**Exercise materials**
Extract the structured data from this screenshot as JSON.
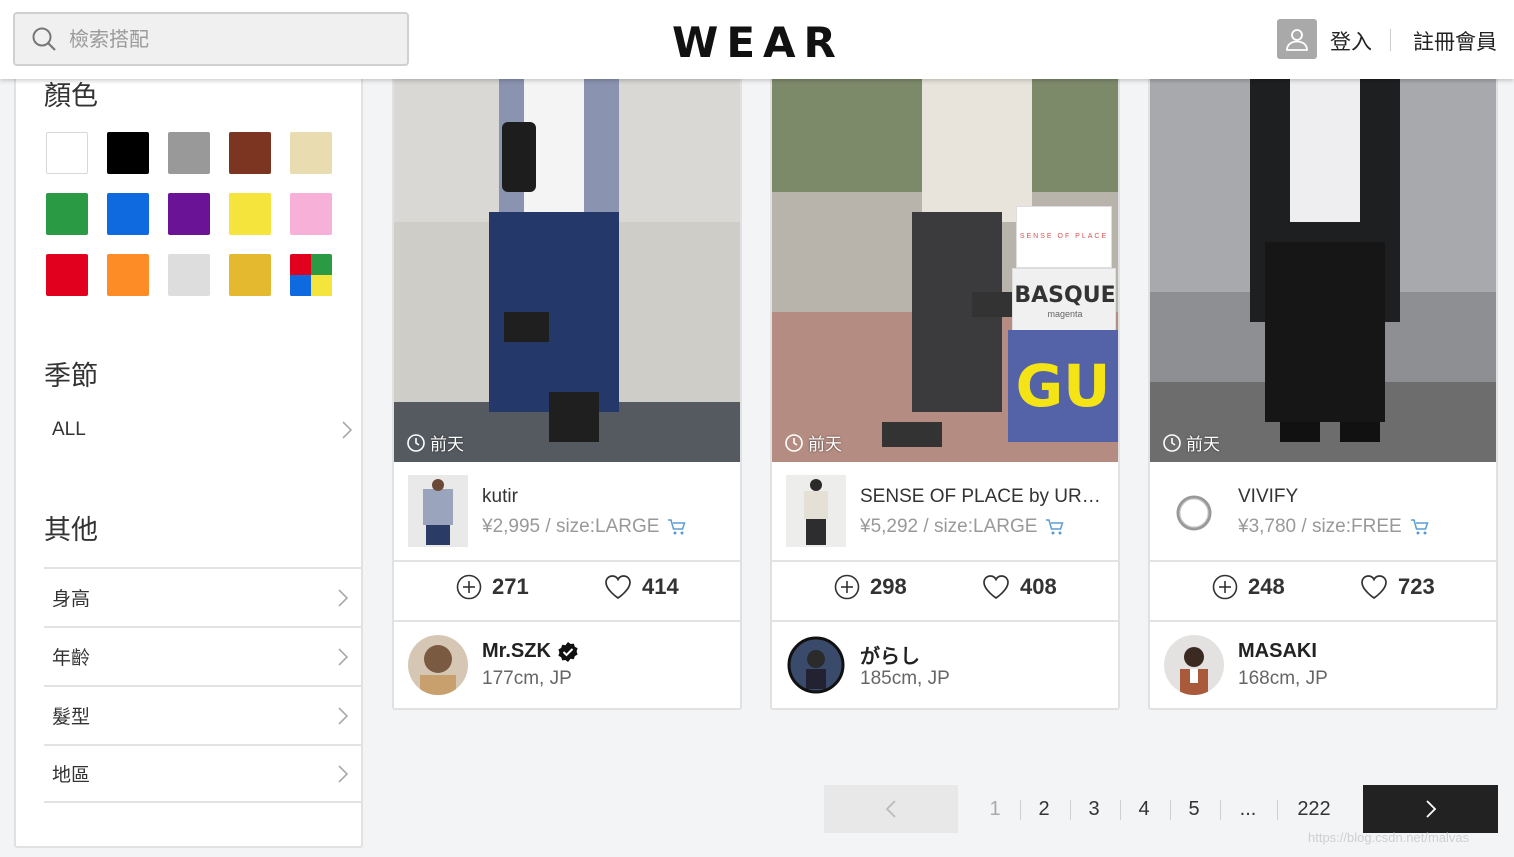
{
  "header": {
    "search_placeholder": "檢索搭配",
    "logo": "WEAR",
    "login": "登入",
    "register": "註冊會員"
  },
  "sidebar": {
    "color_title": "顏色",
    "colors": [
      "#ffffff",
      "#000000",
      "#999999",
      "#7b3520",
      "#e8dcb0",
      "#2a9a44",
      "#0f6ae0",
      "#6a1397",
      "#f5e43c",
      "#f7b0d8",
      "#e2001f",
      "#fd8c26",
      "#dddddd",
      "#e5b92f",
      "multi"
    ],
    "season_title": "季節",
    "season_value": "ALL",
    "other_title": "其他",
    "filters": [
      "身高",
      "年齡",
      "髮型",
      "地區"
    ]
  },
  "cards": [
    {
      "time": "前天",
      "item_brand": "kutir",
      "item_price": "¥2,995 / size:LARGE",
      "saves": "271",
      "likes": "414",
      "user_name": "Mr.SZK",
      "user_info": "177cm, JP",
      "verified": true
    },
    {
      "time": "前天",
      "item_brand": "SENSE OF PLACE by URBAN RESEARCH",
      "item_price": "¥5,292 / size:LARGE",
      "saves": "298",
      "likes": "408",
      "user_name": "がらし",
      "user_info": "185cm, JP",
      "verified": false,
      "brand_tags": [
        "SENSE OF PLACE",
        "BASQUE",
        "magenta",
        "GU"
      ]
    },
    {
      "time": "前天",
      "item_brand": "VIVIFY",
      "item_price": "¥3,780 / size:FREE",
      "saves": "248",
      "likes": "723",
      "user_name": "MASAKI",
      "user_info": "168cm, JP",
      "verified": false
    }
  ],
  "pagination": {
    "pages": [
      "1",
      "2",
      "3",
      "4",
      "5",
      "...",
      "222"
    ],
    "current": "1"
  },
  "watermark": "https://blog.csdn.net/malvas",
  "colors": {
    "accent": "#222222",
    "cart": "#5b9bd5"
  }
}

---

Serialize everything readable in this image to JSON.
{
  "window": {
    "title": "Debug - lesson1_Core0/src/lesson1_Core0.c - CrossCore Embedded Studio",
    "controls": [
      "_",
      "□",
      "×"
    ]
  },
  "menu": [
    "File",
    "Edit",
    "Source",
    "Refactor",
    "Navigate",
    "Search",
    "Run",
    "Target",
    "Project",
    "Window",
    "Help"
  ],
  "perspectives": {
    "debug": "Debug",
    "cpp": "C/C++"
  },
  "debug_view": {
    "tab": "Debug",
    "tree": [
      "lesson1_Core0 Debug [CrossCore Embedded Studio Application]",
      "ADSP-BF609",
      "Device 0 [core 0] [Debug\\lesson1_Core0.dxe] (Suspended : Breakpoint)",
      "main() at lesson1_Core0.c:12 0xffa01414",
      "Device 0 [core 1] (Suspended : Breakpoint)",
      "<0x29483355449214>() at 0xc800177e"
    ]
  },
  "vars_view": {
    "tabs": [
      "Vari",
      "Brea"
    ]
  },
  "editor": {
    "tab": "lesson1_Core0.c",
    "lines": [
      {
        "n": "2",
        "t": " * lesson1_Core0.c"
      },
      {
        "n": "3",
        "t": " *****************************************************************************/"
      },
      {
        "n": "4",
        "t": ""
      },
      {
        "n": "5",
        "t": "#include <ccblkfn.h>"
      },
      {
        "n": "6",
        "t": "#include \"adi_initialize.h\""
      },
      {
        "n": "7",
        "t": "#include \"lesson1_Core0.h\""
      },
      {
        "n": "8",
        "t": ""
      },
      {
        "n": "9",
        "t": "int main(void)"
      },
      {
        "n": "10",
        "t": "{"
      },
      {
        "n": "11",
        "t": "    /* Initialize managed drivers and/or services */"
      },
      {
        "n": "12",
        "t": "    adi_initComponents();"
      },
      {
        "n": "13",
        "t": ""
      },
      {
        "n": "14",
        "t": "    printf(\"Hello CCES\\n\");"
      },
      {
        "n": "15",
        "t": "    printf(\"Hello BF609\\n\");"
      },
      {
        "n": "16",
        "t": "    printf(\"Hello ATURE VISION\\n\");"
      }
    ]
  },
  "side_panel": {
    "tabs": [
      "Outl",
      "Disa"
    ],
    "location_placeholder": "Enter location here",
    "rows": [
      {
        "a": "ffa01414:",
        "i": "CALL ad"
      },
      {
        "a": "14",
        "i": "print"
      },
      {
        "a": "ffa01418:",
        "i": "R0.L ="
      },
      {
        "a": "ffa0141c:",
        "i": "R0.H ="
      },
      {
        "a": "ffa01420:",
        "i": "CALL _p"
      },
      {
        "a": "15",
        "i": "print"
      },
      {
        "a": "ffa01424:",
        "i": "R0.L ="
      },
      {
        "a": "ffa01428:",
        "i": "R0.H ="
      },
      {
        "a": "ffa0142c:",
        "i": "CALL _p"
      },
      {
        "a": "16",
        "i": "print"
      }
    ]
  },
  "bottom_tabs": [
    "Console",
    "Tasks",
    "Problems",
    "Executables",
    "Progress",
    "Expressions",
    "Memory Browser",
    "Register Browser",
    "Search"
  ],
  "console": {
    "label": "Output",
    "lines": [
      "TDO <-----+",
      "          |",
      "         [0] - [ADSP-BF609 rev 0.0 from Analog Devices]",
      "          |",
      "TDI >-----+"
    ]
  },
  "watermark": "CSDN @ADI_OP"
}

* * *

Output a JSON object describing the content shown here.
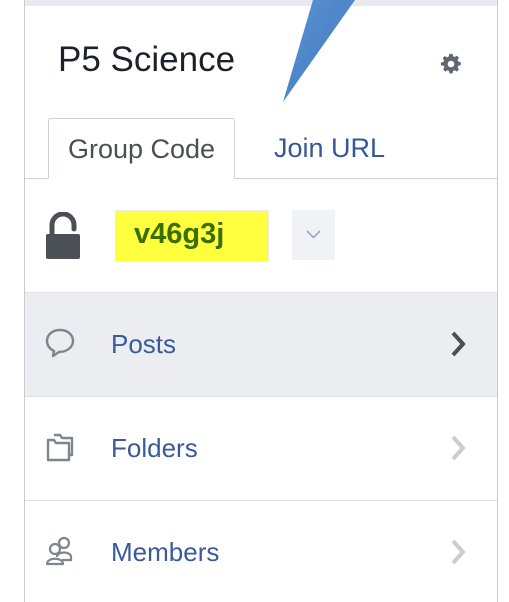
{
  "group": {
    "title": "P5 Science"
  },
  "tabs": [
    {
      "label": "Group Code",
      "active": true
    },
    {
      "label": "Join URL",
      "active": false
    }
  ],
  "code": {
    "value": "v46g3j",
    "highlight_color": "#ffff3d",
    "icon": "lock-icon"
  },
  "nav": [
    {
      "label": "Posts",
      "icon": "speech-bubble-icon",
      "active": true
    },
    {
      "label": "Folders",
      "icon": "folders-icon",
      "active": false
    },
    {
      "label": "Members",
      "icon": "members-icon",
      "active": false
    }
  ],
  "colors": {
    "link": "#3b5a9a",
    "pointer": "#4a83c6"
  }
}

**Exercise aim**
Go through the material line by line. Show each line that contains the string "label".

**Complete answer**
    "label": "Output",
      "label": "Group Code",
      "label": "Join URL",
      "label": "Posts",
      "label": "Folders",
      "label": "Members",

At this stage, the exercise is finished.